**WHAT THE TASK ASKS:** Go line by line through the entries below and copy those containing the string "Fishelson".

--- PROVIDED RECORDS Enclosed Below ---

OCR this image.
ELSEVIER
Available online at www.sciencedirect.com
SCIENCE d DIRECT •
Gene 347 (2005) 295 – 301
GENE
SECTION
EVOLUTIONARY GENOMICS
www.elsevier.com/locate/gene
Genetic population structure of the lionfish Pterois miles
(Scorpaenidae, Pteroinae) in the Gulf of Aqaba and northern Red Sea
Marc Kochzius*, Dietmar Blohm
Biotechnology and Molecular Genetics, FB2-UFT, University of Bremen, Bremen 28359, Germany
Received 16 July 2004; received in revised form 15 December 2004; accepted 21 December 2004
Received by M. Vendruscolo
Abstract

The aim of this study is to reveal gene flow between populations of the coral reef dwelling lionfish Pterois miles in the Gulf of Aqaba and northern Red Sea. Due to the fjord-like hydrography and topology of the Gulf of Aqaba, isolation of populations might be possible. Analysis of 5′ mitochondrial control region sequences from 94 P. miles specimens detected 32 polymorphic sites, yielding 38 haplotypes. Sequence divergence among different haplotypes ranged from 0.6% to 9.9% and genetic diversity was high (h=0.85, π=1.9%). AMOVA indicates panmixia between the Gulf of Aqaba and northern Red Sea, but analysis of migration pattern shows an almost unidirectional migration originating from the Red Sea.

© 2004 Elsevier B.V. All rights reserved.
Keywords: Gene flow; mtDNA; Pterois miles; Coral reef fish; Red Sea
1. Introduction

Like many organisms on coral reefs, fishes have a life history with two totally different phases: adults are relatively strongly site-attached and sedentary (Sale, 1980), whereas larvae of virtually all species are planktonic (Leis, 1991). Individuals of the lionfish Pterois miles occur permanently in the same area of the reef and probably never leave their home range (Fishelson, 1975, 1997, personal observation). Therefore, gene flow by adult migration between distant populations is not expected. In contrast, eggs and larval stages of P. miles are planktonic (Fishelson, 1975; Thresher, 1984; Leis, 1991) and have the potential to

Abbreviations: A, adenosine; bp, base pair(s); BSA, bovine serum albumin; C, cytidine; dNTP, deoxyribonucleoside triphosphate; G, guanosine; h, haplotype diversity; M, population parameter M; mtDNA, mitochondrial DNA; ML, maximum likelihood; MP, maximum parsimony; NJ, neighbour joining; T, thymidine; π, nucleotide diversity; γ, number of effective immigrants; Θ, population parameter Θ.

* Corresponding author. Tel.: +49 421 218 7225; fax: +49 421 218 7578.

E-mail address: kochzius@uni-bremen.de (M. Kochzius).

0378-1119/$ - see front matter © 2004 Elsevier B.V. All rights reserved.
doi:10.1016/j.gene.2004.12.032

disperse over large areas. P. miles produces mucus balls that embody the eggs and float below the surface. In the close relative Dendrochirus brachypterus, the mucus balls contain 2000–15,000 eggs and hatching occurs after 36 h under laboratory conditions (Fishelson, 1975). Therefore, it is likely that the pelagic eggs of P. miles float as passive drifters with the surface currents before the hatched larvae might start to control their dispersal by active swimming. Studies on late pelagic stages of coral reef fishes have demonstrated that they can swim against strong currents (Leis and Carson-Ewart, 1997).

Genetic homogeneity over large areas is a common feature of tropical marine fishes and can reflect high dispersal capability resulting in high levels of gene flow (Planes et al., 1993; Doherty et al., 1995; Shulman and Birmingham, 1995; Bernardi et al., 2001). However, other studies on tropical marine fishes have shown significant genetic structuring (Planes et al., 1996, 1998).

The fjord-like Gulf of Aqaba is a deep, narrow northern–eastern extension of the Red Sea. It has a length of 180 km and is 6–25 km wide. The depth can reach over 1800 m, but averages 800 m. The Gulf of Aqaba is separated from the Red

--- End of Enclosed PROVIDED RECORDS ---

**WRITTEN REPLY:**
Like many organisms on coral reefs, fishes have a life history with two totally different phases: adults are relatively strongly site-attached and sedentary (Sale, 1980), whereas larvae of virtually all species are planktonic (Leis, 1991). Individuals of the lionfish Pterois miles occur permanently in the same area of the reef and probably never leave their home range (Fishelson, 1975, 1997, personal observation). Therefore, gene flow by adult migration between distant populations is not expected. In contrast, eggs and larval stages of P. miles are planktonic (Fishelson, 1975; Thresher, 1984; Leis, 1991) and have the potential to
disperse over large areas. P. miles produces mucus balls that embody the eggs and float below the surface. In the close relative Dendrochirus brachypterus, the mucus balls contain 2000–15,000 eggs and hatching occurs after 36 h under laboratory conditions (Fishelson, 1975). Therefore, it is likely that the pelagic eggs of P. miles float as passive drifters with the surface currents before the hatched larvae might start to control their dispersal by active swimming. Studies on late pelagic stages of coral reef fishes have demonstrated that they can swim against strong currents (Leis and Carson-Ewart, 1997).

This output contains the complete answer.